Source records:

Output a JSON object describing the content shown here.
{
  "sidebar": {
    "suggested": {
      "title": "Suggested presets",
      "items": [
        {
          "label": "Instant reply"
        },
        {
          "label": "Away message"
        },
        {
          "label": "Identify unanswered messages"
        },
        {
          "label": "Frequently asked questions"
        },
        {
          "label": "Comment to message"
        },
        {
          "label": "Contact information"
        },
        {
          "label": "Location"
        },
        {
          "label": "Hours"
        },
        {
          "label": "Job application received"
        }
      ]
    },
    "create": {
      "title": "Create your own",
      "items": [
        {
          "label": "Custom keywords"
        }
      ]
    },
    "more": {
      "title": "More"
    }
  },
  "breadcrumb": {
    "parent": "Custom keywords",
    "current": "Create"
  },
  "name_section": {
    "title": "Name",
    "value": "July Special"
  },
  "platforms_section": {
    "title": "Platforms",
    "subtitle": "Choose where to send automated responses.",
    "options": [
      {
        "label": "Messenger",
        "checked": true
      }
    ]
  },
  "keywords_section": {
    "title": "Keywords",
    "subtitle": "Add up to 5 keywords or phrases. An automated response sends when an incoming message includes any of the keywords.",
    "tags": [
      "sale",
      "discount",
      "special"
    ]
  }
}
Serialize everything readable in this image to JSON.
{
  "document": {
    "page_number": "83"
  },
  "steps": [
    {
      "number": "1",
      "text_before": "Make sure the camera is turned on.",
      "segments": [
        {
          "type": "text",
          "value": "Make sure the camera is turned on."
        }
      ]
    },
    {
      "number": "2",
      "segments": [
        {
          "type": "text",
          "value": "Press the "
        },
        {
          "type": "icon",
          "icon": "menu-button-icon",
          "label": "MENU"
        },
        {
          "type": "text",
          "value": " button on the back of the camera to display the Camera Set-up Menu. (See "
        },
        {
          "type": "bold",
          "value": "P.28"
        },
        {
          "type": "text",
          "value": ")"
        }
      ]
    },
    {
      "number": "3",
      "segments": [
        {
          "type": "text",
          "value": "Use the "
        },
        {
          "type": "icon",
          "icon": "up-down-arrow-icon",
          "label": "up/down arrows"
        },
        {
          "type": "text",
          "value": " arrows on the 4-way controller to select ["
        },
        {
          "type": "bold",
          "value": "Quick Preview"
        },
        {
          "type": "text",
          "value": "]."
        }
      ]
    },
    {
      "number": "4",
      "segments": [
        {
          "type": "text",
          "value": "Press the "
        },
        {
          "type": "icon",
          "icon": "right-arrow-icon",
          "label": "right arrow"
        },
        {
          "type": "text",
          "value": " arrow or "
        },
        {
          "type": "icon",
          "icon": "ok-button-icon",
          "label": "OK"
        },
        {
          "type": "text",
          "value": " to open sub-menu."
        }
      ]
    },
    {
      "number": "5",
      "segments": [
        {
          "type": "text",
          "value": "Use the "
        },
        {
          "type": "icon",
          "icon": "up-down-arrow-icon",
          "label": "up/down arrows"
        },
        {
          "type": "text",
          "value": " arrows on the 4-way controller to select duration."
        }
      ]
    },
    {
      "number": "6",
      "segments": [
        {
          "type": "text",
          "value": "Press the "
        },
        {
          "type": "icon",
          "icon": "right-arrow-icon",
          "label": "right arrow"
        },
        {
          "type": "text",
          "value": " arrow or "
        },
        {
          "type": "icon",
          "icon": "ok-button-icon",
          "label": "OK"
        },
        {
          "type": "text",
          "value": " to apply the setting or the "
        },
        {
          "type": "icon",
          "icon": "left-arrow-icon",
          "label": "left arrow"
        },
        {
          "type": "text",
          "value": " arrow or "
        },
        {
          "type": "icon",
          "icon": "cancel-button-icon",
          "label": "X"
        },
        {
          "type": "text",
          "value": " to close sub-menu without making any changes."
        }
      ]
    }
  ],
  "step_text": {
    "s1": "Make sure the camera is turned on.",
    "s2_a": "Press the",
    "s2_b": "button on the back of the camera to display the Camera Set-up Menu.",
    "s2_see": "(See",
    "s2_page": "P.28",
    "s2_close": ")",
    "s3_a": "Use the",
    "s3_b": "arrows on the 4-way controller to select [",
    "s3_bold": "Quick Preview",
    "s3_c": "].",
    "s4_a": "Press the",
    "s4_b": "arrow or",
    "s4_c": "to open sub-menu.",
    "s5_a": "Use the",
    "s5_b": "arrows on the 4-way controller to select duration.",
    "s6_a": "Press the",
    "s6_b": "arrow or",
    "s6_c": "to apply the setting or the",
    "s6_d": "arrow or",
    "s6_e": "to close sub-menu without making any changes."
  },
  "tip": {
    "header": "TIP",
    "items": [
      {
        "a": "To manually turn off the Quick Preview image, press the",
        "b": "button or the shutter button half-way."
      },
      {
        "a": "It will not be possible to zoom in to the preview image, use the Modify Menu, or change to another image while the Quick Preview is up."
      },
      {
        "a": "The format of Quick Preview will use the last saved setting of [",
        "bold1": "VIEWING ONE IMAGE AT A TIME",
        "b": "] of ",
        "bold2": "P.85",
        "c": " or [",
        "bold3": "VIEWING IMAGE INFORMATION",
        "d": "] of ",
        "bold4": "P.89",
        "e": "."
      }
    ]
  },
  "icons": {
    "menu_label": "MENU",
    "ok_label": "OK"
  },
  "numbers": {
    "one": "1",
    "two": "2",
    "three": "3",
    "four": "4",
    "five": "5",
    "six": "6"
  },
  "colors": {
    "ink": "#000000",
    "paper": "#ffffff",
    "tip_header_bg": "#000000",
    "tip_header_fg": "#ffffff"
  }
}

### WHAT YOU ARE ASKED TO DO
Output the records above in their entirety, exactly.

### ANSWER IN FULL
Output a JSON object describing the content shown here.
{
  "sidebar": {
    "suggested": {
      "title": "Suggested presets",
      "items": [
        {
          "label": "Instant reply"
        },
        {
          "label": "Away message"
        },
        {
          "label": "Identify unanswered messages"
        },
        {
          "label": "Frequently asked questions"
        },
        {
          "label": "Comment to message"
        },
        {
          "label": "Contact information"
        },
        {
          "label": "Location"
        },
        {
          "label": "Hours"
        },
        {
          "label": "Job application received"
        }
      ]
    },
    "create": {
      "title": "Create your own",
      "items": [
        {
          "label": "Custom keywords"
        }
      ]
    },
    "more": {
      "title": "More"
    }
  },
  "breadcrumb": {
    "parent": "Custom keywords",
    "current": "Create"
  },
  "name_section": {
    "title": "Name",
    "value": "July Special"
  },
  "platforms_section": {
    "title": "Platforms",
    "subtitle": "Choose where to send automated responses.",
    "options": [
      {
        "label": "Messenger",
        "checked": true
      }
    ]
  },
  "keywords_section": {
    "title": "Keywords",
    "subtitle": "Add up to 5 keywords or phrases. An automated response sends when an incoming message includes any of the keywords.",
    "tags": [
      "sale",
      "discount",
      "special"
    ]
  }
}
Serialize everything readable in this image to JSON.
{
  "document": {
    "page_number": "83"
  },
  "steps": [
    {
      "number": "1",
      "text_before": "Make sure the camera is turned on.",
      "segments": [
        {
          "type": "text",
          "value": "Make sure the camera is turned on."
        }
      ]
    },
    {
      "number": "2",
      "segments": [
        {
          "type": "text",
          "value": "Press the "
        },
        {
          "type": "icon",
          "icon": "menu-button-icon",
          "label": "MENU"
        },
        {
          "type": "text",
          "value": " button on the back of the camera to display the Camera Set-up Menu. (See "
        },
        {
          "type": "bold",
          "value": "P.28"
        },
        {
          "type": "text",
          "value": ")"
        }
      ]
    },
    {
      "number": "3",
      "segments": [
        {
          "type": "text",
          "value": "Use the "
        },
        {
          "type": "icon",
          "icon": "up-down-arrow-icon",
          "label": "up/down arrows"
        },
        {
          "type": "text",
          "value": " arrows on the 4-way controller to select ["
        },
        {
          "type": "bold",
          "value": "Quick Preview"
        },
        {
          "type": "text",
          "value": "]."
        }
      ]
    },
    {
      "number": "4",
      "segments": [
        {
          "type": "text",
          "value": "Press the "
        },
        {
          "type": "icon",
          "icon": "right-arrow-icon",
          "label": "right arrow"
        },
        {
          "type": "text",
          "value": " arrow or "
        },
        {
          "type": "icon",
          "icon": "ok-button-icon",
          "label": "OK"
        },
        {
          "type": "text",
          "value": " to open sub-menu."
        }
      ]
    },
    {
      "number": "5",
      "segments": [
        {
          "type": "text",
          "value": "Use the "
        },
        {
          "type": "icon",
          "icon": "up-down-arrow-icon",
          "label": "up/down arrows"
        },
        {
          "type": "text",
          "value": " arrows on the 4-way controller to select duration."
        }
      ]
    },
    {
      "number": "6",
      "segments": [
        {
          "type": "text",
          "value": "Press the "
        },
        {
          "type": "icon",
          "icon": "right-arrow-icon",
          "label": "right arrow"
        },
        {
          "type": "text",
          "value": " arrow or "
        },
        {
          "type": "icon",
          "icon": "ok-button-icon",
          "label": "OK"
        },
        {
          "type": "text",
          "value": " to apply the setting or the "
        },
        {
          "type": "icon",
          "icon": "left-arrow-icon",
          "label": "left arrow"
        },
        {
          "type": "text",
          "value": " arrow or "
        },
        {
          "type": "icon",
          "icon": "cancel-button-icon",
          "label": "X"
        },
        {
          "type": "text",
          "value": " to close sub-menu without making any changes."
        }
      ]
    }
  ],
  "step_text": {
    "s1": "Make sure the camera is turned on.",
    "s2_a": "Press the",
    "s2_b": "button on the back of the camera to display the Camera Set-up Menu.",
    "s2_see": "(See",
    "s2_page": "P.28",
    "s2_close": ")",
    "s3_a": "Use the",
    "s3_b": "arrows on the 4-way controller to select [",
    "s3_bold": "Quick Preview",
    "s3_c": "].",
    "s4_a": "Press the",
    "s4_b": "arrow or",
    "s4_c": "to open sub-menu.",
    "s5_a": "Use the",
    "s5_b": "arrows on the 4-way controller to select duration.",
    "s6_a": "Press the",
    "s6_b": "arrow or",
    "s6_c": "to apply the setting or the",
    "s6_d": "arrow or",
    "s6_e": "to close sub-menu without making any changes."
  },
  "tip": {
    "header": "TIP",
    "items": [
      {
        "a": "To manually turn off the Quick Preview image, press the",
        "b": "button or the shutter button half-way."
      },
      {
        "a": "It will not be possible to zoom in to the preview image, use the Modify Menu, or change to another image while the Quick Preview is up."
      },
      {
        "a": "The format of Quick Preview will use the last saved setting of [",
        "bold1": "VIEWING ONE IMAGE AT A TIME",
        "b": "] of ",
        "bold2": "P.85",
        "c": " or [",
        "bold3": "VIEWING IMAGE INFORMATION",
        "d": "] of ",
        "bold4": "P.89",
        "e": "."
      }
    ]
  },
  "icons": {
    "menu_label": "MENU",
    "ok_label": "OK"
  },
  "numbers": {
    "one": "1",
    "two": "2",
    "three": "3",
    "four": "4",
    "five": "5",
    "six": "6"
  },
  "colors": {
    "ink": "#000000",
    "paper": "#ffffff",
    "tip_header_bg": "#000000",
    "tip_header_fg": "#ffffff"
  }
}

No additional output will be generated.